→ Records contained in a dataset

---

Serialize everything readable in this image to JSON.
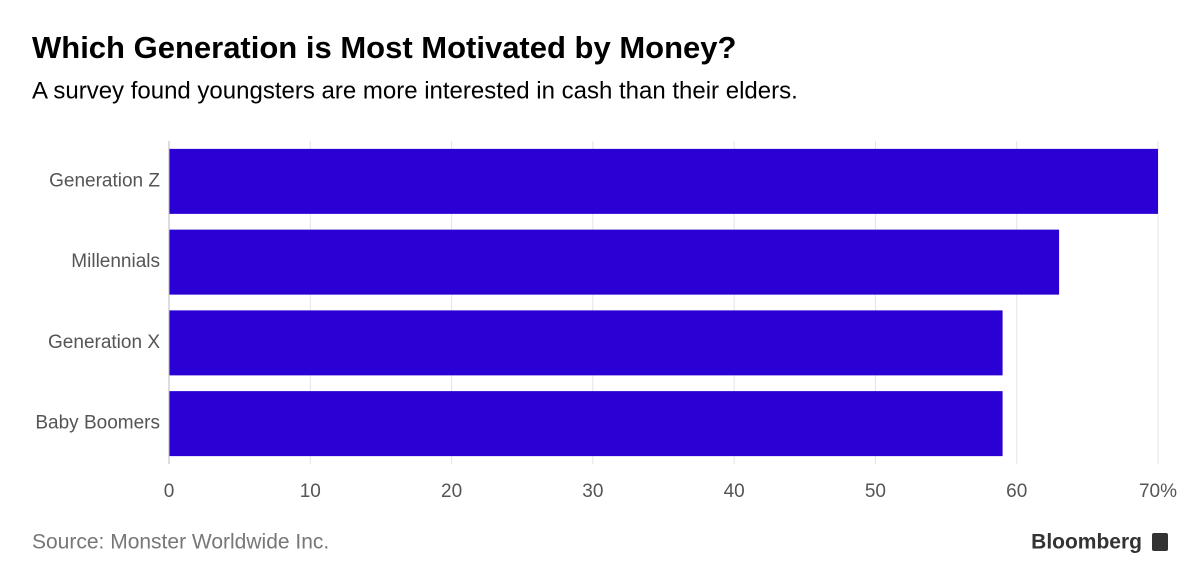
{
  "chart_data": {
    "type": "hbar",
    "title": "Which Generation is Most Motivated by Money?",
    "subtitle": "A survey found youngsters are more interested in cash than their elders.",
    "categories": [
      "Generation Z",
      "Millennials",
      "Generation X",
      "Baby Boomers"
    ],
    "values": [
      70,
      63,
      59,
      59
    ],
    "color": "#2a00d5",
    "xlim": [
      0,
      70
    ],
    "xticks": [
      0,
      10,
      20,
      30,
      40,
      50,
      60,
      {
        "value": 70,
        "label": "70%"
      }
    ],
    "grid": true,
    "source": "Source: Monster Worldwide Inc.",
    "brand": "Bloomberg"
  }
}
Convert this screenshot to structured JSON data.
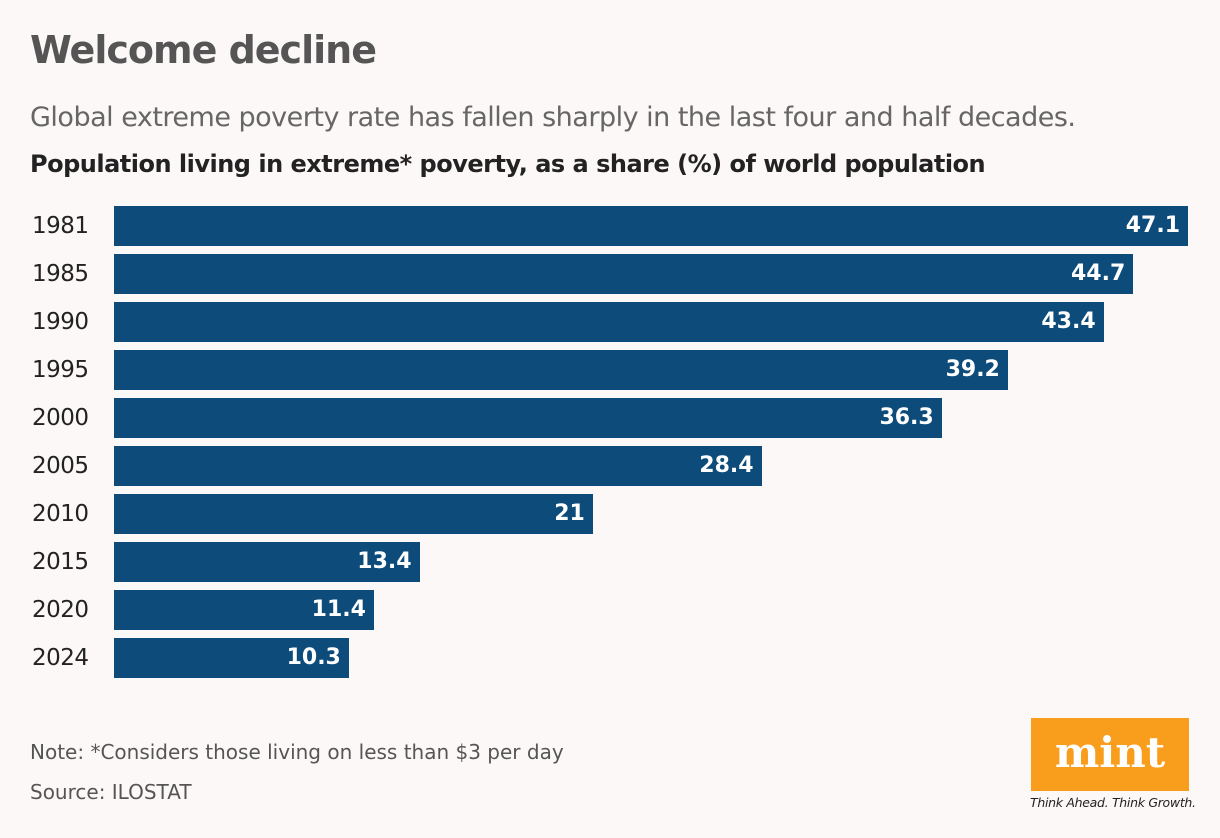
{
  "header": {
    "title": "Welcome decline",
    "subtitle": "Global extreme poverty rate has fallen sharply in the last four and half decades."
  },
  "chart_data": {
    "type": "bar",
    "orientation": "horizontal",
    "title": "Population living in extreme* poverty, as a share (%) of world population",
    "categories": [
      "1981",
      "1985",
      "1990",
      "1995",
      "2000",
      "2005",
      "2010",
      "2015",
      "2020",
      "2024"
    ],
    "values": [
      47.1,
      44.7,
      43.4,
      39.2,
      36.3,
      28.4,
      21,
      13.4,
      11.4,
      10.3
    ],
    "xlim": [
      0,
      47.1
    ],
    "grid": false,
    "bar_color": "#0c4b7a",
    "data_labels": true
  },
  "footer": {
    "note": "Note: *Considers those living on less than $3 per day",
    "source": "Source: ILOSTAT"
  },
  "logo": {
    "text": "mint",
    "tagline": "Think Ahead. Think Growth.",
    "color": "#f99d1c"
  }
}
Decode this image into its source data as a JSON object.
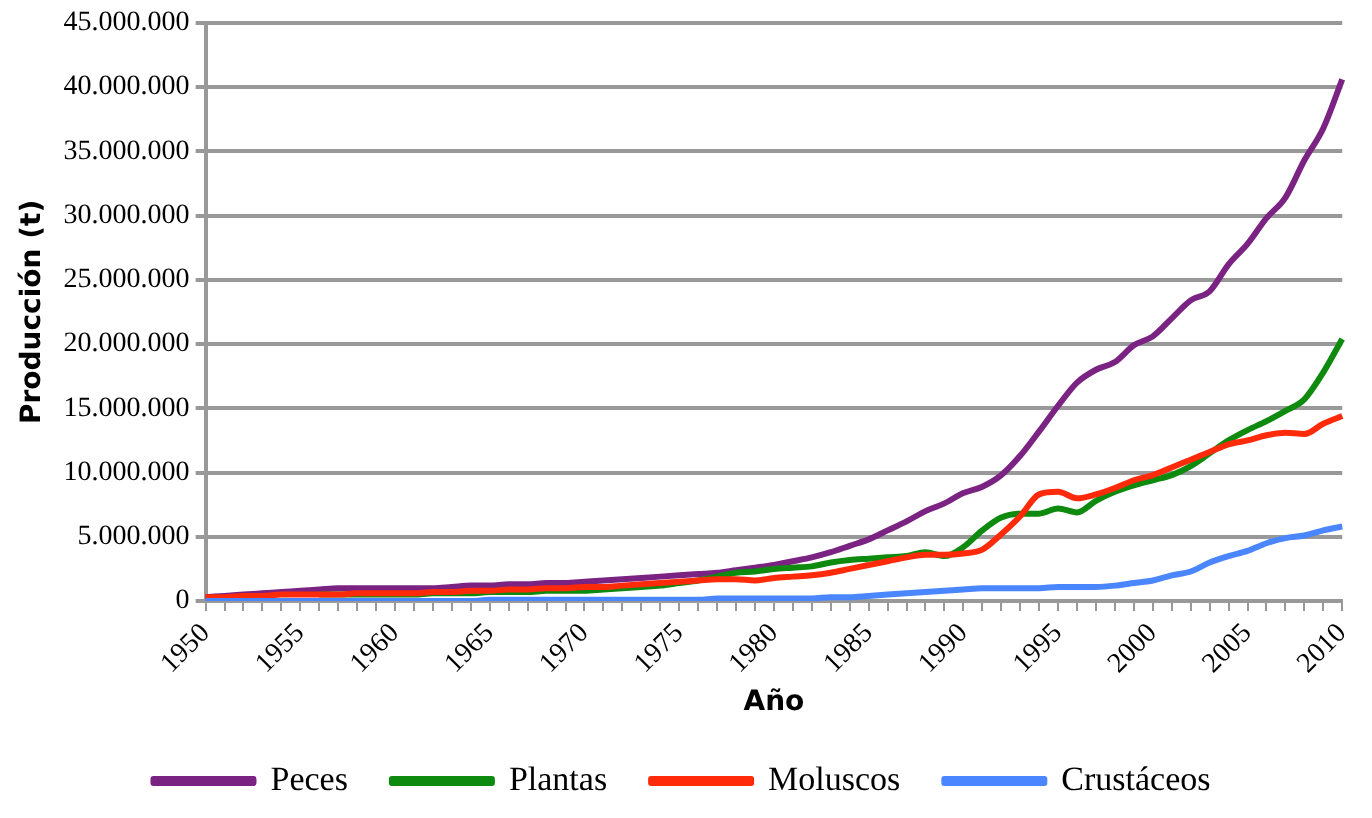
{
  "chart_data": {
    "type": "line",
    "xlabel": "Año",
    "ylabel": "Producción (t)",
    "categories": [
      "1950",
      null,
      null,
      null,
      null,
      "1955",
      null,
      null,
      null,
      null,
      "1960",
      null,
      null,
      null,
      null,
      "1965",
      null,
      null,
      null,
      null,
      "1970",
      null,
      null,
      null,
      null,
      "1975",
      null,
      null,
      null,
      null,
      "1980",
      null,
      null,
      null,
      null,
      "1985",
      null,
      null,
      null,
      null,
      "1990",
      null,
      null,
      null,
      null,
      "1995",
      null,
      null,
      null,
      null,
      "2000",
      null,
      null,
      null,
      null,
      "2005",
      null,
      null,
      null,
      null,
      "2010"
    ],
    "series": [
      {
        "name": "Peces",
        "color": "#7b2383",
        "values": [
          300000,
          400000,
          500000,
          600000,
          700000,
          800000,
          900000,
          1000000,
          1000000,
          1000000,
          1000000,
          1000000,
          1000000,
          1100000,
          1200000,
          1200000,
          1300000,
          1300000,
          1400000,
          1400000,
          1500000,
          1600000,
          1700000,
          1800000,
          1900000,
          2000000,
          2100000,
          2200000,
          2400000,
          2600000,
          2800000,
          3100000,
          3400000,
          3800000,
          4300000,
          4800000,
          5500000,
          6200000,
          7000000,
          7600000,
          8400000,
          8900000,
          9800000,
          11300000,
          13200000,
          15200000,
          17000000,
          18000000,
          18600000,
          19900000,
          20600000,
          22000000,
          23400000,
          24100000,
          26200000,
          27800000,
          29800000,
          31400000,
          34300000,
          36800000,
          40600000
        ]
      },
      {
        "name": "Plantas",
        "color": "#0e8a0e",
        "values": [
          null,
          null,
          null,
          null,
          null,
          null,
          500000,
          500000,
          500000,
          500000,
          500000,
          500000,
          600000,
          600000,
          600000,
          700000,
          700000,
          700000,
          800000,
          800000,
          800000,
          900000,
          1000000,
          1100000,
          1200000,
          1400000,
          1600000,
          1900000,
          2200000,
          2300000,
          2500000,
          2600000,
          2700000,
          3000000,
          3200000,
          3300000,
          3400000,
          3500000,
          3800000,
          3500000,
          4200000,
          5500000,
          6500000,
          6800000,
          6800000,
          7200000,
          6900000,
          7800000,
          8500000,
          9000000,
          9400000,
          9800000,
          10500000,
          11500000,
          12500000,
          13300000,
          14000000,
          14800000,
          15700000,
          17800000,
          20400000
        ]
      },
      {
        "name": "Moluscos",
        "color": "#ff2a0a",
        "values": [
          300000,
          300000,
          400000,
          400000,
          500000,
          500000,
          500000,
          500000,
          600000,
          600000,
          600000,
          600000,
          700000,
          700000,
          800000,
          800000,
          900000,
          900000,
          1000000,
          1000000,
          1100000,
          1100000,
          1200000,
          1300000,
          1400000,
          1500000,
          1600000,
          1700000,
          1700000,
          1600000,
          1800000,
          1900000,
          2000000,
          2200000,
          2500000,
          2800000,
          3100000,
          3400000,
          3600000,
          3600000,
          3700000,
          4000000,
          5200000,
          6600000,
          8300000,
          8500000,
          8000000,
          8300000,
          8800000,
          9400000,
          9800000,
          10400000,
          11000000,
          11600000,
          12200000,
          12500000,
          12900000,
          13100000,
          13000000,
          13800000,
          14400000
        ]
      },
      {
        "name": "Crustáceos",
        "color": "#4a86ff",
        "values": [
          0,
          0,
          0,
          0,
          0,
          0,
          0,
          0,
          0,
          0,
          0,
          0,
          0,
          0,
          0,
          100000,
          100000,
          100000,
          100000,
          100000,
          100000,
          100000,
          100000,
          100000,
          100000,
          100000,
          100000,
          200000,
          200000,
          200000,
          200000,
          200000,
          200000,
          300000,
          300000,
          400000,
          500000,
          600000,
          700000,
          800000,
          900000,
          1000000,
          1000000,
          1000000,
          1000000,
          1100000,
          1100000,
          1100000,
          1200000,
          1400000,
          1600000,
          2000000,
          2300000,
          3000000,
          3500000,
          3900000,
          4500000,
          4900000,
          5100000,
          5500000,
          5800000
        ]
      }
    ],
    "ylim": [
      0,
      45000000
    ],
    "yticks": [
      0,
      {
        "value": 5000000,
        "label": "5.000.000"
      },
      {
        "value": 10000000,
        "label": "10.000.000"
      },
      {
        "value": 15000000,
        "label": "15.000.000"
      },
      {
        "value": 20000000,
        "label": "20.000.000"
      },
      {
        "value": 25000000,
        "label": "25.000.000"
      },
      {
        "value": 30000000,
        "label": "30.000.000"
      },
      {
        "value": 35000000,
        "label": "35.000.000"
      },
      {
        "value": 40000000,
        "label": "40.000.000"
      },
      {
        "value": 45000000,
        "label": "45.000.000"
      }
    ],
    "grid": "y",
    "legend": "bottom",
    "marker": "none",
    "line_style": "solid"
  }
}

---

→ Description of the task
Look through the records and gather every line containing "image".

→ The answer
Serialize everything readable in this image to JSON.
Decode this image into its source data as a JSON object.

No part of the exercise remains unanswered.